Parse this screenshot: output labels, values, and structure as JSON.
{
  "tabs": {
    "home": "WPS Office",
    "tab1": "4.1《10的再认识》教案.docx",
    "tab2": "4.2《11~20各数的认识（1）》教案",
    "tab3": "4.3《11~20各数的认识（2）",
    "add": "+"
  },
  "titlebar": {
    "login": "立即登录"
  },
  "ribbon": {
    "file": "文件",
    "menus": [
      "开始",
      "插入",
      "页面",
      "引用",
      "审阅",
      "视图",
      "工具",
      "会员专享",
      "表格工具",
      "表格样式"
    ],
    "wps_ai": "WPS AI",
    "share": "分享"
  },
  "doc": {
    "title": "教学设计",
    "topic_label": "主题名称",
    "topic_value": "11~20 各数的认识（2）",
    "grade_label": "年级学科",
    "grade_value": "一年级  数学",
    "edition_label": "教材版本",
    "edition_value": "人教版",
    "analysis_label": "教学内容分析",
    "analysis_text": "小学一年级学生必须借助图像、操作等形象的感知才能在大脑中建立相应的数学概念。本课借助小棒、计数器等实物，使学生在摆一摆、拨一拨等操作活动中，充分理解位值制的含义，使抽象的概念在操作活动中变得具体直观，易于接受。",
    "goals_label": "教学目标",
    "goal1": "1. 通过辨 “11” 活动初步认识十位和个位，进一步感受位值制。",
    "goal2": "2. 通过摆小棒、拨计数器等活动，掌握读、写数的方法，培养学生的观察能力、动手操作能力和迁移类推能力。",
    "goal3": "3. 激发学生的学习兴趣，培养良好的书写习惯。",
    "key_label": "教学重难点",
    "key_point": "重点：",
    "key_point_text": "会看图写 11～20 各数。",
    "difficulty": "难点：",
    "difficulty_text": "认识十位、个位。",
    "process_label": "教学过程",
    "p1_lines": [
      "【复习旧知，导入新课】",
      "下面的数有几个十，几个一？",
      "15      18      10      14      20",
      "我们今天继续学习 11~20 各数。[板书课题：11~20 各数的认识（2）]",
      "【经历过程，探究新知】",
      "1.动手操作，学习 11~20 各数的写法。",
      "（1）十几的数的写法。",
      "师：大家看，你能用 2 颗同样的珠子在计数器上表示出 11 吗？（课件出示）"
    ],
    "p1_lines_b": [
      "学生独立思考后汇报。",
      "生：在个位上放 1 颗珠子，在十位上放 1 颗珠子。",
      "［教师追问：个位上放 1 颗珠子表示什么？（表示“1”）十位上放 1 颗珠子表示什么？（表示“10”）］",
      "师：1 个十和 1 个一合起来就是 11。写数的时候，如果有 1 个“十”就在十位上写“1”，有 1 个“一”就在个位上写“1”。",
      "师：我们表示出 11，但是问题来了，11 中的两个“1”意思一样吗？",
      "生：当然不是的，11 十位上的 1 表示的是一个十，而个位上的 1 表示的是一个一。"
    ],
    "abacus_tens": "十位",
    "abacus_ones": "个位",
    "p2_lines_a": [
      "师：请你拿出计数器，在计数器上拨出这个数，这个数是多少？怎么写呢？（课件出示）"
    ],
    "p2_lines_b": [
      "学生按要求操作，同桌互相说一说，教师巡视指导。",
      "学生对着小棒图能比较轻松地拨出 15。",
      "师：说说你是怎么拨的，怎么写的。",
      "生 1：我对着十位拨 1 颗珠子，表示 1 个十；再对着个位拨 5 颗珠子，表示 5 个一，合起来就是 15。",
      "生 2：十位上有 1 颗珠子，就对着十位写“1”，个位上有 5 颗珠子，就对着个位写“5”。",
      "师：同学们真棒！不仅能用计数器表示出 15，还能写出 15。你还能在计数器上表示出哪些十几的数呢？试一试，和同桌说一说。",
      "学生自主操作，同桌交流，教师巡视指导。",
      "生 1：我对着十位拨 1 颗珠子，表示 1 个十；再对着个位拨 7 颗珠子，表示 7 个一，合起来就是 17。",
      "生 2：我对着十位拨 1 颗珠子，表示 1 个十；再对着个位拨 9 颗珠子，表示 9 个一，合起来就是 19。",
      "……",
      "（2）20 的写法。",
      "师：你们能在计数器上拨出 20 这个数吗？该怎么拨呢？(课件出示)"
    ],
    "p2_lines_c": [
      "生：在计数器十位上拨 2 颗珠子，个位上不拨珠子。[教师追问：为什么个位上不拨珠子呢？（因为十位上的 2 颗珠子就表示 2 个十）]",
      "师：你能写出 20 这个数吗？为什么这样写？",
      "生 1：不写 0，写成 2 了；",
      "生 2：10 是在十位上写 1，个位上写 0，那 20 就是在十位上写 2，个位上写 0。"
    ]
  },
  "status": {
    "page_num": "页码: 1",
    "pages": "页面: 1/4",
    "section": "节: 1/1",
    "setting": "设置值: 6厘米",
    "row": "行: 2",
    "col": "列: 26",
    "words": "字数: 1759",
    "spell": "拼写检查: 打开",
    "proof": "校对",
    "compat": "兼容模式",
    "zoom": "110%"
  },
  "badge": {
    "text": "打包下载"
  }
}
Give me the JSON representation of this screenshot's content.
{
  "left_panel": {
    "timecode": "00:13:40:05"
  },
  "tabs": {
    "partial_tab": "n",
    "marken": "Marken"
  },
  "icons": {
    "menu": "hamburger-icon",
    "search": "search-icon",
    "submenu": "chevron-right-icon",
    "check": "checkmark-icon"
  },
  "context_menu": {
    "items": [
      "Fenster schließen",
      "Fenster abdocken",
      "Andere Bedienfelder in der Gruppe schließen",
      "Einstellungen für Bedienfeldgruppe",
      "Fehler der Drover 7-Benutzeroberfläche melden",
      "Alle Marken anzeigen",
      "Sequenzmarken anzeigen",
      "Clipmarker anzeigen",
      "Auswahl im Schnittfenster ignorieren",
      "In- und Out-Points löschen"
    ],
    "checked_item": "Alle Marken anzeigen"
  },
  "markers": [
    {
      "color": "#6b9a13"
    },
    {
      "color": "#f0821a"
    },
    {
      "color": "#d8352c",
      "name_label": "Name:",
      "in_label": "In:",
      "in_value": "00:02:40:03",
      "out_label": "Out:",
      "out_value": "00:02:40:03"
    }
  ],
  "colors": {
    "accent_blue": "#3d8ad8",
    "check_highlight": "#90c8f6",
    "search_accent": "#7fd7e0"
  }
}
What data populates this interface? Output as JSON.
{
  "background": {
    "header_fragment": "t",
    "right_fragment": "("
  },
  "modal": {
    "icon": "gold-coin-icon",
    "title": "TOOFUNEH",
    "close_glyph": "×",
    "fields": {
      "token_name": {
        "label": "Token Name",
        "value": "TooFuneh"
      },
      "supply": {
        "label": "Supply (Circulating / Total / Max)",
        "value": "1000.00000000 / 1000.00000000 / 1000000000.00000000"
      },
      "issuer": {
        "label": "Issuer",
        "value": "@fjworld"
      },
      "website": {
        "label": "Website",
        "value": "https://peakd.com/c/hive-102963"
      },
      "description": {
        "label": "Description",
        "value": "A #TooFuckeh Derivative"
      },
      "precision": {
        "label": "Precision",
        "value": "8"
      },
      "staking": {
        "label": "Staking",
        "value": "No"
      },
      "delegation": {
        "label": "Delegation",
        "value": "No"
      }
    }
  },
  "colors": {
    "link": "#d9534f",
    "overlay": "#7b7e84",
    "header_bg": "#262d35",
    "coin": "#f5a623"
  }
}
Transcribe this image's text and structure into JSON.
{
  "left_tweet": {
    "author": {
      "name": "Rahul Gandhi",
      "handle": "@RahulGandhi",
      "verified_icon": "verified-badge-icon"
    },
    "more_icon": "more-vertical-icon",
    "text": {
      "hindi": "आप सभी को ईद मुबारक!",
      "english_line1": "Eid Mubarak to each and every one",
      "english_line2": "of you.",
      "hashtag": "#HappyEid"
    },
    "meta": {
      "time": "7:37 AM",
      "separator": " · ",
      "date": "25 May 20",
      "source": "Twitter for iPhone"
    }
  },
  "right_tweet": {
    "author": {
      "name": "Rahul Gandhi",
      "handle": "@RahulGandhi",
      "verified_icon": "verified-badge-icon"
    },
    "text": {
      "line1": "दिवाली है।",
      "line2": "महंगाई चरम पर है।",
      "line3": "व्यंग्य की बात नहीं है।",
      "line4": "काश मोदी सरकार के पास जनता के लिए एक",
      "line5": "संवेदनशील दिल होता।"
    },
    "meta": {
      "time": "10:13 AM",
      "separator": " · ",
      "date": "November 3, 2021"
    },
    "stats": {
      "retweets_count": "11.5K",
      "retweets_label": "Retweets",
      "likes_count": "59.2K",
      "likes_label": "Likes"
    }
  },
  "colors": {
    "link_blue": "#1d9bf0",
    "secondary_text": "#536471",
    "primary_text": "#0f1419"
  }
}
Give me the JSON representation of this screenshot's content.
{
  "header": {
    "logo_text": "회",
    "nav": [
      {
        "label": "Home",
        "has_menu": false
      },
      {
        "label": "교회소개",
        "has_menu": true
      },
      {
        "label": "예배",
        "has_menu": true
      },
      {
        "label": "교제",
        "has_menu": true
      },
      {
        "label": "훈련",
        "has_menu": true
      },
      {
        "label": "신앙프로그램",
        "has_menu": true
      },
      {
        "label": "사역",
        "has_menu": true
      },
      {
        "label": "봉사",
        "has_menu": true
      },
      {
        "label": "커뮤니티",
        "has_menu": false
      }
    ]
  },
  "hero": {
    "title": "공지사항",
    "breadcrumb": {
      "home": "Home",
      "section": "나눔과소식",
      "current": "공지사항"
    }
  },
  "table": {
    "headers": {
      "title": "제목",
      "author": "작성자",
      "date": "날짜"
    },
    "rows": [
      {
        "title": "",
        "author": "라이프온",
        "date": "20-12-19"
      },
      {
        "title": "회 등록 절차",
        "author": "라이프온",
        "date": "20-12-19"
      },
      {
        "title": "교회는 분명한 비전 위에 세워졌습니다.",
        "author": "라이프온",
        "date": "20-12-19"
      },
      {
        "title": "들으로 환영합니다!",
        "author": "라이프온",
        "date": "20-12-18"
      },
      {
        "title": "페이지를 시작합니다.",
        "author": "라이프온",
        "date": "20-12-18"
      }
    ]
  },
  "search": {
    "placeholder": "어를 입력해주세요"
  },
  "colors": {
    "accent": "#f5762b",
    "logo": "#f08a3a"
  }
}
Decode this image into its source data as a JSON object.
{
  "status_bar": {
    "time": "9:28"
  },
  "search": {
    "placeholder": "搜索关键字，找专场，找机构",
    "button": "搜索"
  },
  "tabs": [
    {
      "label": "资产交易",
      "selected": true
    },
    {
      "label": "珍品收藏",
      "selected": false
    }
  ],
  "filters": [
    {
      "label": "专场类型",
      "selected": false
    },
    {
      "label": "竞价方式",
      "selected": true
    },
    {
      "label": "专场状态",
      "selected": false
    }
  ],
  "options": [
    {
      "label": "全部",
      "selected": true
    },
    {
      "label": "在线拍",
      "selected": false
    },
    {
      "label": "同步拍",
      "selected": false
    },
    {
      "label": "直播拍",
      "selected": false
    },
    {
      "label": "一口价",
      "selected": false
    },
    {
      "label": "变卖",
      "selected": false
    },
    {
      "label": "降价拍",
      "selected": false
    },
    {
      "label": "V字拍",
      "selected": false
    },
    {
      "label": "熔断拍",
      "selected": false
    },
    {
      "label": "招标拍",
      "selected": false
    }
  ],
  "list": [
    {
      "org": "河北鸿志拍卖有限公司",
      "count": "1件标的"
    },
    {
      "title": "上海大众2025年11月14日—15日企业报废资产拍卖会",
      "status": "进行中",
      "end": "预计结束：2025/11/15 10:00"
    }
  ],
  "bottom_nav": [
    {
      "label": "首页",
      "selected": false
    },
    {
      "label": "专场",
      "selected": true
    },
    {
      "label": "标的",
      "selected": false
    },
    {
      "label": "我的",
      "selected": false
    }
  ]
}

- [Short exercise]: Going over the lines above, work out how many include "into", then give only that number.

- [Exercise solution]: 2